-------- Provided material --------

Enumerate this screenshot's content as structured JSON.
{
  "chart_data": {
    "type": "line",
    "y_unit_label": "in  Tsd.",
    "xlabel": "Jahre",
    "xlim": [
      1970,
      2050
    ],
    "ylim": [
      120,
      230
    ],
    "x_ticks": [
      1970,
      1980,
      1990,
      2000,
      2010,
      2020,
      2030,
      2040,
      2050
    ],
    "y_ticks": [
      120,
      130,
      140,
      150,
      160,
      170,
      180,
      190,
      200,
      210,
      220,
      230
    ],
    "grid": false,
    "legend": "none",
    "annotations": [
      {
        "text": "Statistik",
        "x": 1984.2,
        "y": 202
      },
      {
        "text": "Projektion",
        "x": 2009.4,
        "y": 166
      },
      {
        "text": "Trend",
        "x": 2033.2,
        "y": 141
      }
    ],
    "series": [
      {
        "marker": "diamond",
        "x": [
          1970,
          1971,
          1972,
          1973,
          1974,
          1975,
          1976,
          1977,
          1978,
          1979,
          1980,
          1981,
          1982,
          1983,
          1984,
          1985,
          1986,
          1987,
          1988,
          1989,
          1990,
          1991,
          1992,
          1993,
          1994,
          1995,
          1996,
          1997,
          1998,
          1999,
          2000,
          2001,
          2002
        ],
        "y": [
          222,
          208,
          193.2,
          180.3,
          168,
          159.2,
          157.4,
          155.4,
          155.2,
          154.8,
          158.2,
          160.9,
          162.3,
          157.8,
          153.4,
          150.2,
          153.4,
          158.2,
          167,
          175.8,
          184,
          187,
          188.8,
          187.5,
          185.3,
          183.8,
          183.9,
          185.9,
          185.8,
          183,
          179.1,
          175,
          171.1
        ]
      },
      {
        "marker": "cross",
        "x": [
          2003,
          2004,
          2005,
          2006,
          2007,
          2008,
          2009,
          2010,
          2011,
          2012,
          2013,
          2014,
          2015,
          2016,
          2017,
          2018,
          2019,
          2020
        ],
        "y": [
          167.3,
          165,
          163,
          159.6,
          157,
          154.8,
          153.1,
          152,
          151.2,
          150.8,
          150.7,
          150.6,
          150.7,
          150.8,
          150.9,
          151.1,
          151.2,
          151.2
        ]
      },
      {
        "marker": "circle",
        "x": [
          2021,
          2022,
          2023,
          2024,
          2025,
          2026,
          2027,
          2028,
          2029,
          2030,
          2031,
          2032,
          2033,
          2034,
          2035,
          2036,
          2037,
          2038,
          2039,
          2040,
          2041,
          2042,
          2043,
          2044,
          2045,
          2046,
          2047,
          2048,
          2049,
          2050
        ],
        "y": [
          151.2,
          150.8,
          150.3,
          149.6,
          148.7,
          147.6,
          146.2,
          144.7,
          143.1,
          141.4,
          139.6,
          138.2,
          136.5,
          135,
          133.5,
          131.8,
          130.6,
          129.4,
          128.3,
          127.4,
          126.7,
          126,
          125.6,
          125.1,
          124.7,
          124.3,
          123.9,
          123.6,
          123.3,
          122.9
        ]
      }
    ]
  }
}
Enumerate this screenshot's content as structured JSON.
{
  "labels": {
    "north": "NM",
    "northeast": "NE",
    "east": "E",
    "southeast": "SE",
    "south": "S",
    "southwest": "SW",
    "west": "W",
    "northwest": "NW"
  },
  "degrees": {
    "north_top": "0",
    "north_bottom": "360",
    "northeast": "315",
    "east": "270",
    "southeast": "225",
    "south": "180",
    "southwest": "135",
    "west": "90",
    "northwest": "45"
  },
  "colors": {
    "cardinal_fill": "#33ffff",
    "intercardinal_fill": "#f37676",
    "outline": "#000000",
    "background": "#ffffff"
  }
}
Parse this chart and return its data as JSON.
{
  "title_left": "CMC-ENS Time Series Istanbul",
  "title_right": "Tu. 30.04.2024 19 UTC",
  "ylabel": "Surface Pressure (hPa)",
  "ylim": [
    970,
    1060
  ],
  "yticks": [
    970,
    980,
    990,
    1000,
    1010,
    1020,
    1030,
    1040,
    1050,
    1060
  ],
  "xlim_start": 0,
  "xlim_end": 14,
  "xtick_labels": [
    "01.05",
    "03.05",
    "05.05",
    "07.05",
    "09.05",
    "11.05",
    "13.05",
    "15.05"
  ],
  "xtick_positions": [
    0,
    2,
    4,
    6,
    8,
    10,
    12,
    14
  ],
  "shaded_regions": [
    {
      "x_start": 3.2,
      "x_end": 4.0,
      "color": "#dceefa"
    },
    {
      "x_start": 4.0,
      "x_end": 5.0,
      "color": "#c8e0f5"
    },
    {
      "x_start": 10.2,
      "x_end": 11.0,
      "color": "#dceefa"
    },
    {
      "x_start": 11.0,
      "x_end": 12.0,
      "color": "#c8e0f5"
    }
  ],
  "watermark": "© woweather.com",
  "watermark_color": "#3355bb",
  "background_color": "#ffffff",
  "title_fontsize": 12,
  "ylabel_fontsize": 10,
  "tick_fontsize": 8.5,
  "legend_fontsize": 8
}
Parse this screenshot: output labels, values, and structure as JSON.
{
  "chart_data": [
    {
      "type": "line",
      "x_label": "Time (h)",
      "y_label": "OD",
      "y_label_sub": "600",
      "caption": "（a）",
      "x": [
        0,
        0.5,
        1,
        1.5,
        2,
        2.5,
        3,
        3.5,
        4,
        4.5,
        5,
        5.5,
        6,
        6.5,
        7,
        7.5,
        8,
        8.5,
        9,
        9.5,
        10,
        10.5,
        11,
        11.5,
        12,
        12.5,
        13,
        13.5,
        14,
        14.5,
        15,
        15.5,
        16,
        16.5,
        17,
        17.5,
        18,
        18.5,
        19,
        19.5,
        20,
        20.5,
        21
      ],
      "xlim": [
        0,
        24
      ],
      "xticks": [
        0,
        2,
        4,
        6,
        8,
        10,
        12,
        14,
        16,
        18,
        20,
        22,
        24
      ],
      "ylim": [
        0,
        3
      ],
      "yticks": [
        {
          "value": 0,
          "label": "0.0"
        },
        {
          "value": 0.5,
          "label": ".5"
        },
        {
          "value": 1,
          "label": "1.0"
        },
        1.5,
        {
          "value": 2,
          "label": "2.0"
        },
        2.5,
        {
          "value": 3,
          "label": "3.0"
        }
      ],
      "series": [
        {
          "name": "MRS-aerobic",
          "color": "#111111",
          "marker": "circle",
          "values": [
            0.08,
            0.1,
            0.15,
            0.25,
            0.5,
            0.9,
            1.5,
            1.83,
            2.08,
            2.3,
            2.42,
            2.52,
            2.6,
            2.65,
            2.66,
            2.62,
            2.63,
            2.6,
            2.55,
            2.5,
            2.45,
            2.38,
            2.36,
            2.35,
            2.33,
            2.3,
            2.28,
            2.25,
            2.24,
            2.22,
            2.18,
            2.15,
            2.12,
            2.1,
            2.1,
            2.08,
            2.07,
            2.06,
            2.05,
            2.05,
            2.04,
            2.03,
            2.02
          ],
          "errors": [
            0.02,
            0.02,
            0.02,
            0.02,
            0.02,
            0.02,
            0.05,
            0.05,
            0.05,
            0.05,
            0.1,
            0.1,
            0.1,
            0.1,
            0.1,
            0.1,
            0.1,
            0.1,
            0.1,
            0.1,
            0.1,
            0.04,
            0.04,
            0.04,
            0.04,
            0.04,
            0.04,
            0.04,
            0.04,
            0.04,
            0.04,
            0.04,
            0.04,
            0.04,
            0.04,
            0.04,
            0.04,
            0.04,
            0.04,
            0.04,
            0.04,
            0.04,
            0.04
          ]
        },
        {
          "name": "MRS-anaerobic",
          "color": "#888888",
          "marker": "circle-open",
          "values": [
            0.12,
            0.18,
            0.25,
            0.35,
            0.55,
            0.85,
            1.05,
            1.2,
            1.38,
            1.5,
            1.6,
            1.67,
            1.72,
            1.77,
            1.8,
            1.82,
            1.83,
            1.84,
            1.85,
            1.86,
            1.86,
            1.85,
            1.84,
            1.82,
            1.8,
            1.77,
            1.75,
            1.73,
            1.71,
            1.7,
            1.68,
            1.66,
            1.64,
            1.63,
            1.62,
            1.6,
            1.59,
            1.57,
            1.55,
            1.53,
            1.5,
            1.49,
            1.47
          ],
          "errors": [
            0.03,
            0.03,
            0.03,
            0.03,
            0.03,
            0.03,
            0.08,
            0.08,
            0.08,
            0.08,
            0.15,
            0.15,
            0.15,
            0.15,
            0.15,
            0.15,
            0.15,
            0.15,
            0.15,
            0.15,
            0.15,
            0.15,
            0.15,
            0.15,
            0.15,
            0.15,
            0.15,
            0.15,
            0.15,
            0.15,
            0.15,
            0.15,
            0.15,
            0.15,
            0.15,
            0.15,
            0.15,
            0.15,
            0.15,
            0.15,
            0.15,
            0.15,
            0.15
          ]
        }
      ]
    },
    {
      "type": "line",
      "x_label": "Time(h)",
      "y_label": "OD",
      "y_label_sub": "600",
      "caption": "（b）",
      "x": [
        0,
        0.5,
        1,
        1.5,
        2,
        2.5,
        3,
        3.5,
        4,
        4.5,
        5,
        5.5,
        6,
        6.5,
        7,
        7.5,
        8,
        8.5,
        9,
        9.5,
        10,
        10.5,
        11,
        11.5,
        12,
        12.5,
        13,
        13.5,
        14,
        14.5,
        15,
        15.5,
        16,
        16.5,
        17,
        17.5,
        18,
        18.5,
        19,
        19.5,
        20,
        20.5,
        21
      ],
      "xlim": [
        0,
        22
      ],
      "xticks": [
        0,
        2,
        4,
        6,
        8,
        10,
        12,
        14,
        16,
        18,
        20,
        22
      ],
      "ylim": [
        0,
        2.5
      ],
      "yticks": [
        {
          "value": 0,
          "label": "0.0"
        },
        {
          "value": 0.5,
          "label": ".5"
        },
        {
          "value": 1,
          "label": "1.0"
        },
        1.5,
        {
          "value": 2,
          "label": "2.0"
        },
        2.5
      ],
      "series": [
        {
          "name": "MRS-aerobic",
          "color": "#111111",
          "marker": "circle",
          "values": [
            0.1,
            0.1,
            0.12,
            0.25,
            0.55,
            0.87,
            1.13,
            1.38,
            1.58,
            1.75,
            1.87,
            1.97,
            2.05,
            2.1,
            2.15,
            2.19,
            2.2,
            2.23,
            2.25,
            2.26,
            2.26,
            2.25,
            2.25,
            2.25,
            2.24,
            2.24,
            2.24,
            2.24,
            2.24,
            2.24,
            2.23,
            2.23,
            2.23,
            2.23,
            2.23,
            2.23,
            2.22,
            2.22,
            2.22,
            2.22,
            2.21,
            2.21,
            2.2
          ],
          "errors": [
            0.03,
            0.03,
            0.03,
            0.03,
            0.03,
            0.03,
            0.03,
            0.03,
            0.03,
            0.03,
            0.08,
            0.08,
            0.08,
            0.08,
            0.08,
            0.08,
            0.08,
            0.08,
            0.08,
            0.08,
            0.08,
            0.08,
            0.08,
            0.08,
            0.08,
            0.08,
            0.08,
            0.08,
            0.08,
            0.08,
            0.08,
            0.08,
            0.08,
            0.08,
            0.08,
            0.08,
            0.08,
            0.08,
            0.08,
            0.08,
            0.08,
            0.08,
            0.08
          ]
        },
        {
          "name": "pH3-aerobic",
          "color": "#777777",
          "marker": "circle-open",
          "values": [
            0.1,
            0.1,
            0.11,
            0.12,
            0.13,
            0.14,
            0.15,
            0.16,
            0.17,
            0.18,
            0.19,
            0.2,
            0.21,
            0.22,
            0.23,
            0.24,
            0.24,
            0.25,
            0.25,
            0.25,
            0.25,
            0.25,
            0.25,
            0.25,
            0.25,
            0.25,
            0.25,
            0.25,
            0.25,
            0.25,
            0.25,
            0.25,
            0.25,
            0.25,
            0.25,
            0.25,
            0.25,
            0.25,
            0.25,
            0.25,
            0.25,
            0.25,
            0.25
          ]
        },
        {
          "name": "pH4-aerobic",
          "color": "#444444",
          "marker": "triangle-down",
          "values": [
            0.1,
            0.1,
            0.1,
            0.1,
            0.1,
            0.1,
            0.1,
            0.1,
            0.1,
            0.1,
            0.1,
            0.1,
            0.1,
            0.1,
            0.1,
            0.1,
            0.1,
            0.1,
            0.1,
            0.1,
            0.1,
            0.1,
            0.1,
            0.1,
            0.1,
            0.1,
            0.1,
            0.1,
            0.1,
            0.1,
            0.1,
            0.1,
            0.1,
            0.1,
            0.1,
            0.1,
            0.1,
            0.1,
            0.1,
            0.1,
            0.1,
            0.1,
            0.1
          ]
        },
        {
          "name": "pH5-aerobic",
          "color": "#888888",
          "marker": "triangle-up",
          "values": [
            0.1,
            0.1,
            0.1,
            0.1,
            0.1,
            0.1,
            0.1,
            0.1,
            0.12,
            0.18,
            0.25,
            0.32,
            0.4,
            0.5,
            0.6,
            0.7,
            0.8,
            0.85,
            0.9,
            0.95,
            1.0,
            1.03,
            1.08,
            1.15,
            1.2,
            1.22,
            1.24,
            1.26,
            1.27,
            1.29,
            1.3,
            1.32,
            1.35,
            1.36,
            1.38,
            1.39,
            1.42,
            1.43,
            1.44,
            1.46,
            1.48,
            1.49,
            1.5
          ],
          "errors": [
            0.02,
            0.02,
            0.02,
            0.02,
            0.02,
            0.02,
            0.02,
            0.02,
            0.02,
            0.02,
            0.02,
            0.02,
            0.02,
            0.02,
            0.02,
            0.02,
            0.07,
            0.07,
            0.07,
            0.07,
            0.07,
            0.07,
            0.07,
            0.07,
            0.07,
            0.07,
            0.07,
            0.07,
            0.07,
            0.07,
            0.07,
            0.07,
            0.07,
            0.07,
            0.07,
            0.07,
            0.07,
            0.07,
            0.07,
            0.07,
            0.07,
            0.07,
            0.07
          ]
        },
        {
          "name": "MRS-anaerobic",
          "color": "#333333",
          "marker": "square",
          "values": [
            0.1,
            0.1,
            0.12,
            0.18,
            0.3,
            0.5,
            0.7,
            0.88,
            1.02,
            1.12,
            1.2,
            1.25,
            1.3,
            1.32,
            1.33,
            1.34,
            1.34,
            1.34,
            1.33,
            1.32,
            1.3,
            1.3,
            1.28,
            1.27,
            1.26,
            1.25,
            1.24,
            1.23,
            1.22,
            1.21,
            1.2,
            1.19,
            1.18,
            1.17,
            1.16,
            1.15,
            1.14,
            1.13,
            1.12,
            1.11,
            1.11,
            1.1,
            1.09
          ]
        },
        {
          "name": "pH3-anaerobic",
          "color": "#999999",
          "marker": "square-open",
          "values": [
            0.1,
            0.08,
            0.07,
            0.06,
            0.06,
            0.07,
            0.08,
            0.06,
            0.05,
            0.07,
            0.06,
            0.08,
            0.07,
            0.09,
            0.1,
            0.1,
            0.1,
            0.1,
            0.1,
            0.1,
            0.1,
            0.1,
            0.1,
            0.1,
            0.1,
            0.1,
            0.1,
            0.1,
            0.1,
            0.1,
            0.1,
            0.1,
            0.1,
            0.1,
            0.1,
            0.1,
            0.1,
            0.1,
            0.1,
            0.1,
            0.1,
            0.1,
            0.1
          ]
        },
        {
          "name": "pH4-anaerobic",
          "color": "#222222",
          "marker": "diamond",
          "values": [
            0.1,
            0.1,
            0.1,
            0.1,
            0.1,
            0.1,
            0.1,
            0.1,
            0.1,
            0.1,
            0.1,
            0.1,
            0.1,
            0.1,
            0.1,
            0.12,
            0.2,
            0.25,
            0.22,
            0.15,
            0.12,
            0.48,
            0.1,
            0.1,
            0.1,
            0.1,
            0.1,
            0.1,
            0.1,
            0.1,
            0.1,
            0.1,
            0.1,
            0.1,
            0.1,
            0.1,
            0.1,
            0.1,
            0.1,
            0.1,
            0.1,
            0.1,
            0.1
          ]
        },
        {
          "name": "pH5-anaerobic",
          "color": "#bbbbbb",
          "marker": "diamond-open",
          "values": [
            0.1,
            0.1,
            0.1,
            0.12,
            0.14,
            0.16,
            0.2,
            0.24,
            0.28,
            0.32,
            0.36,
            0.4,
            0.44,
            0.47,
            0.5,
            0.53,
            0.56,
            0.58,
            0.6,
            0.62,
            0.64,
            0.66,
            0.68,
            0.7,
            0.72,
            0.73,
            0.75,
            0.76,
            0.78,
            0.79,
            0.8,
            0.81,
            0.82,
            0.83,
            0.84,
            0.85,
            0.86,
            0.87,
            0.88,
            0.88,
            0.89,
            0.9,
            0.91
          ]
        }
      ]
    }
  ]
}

--------

Challenge:
Search the data for the string "this" and copy each line where it appears.

Response to the task:
Enumerate this screenshot's content as structured JSON.
Enumerate this screenshot's content as structured JSON.
Parse this chart and return its data as JSON.
Parse this screenshot: output labels, values, and structure as JSON.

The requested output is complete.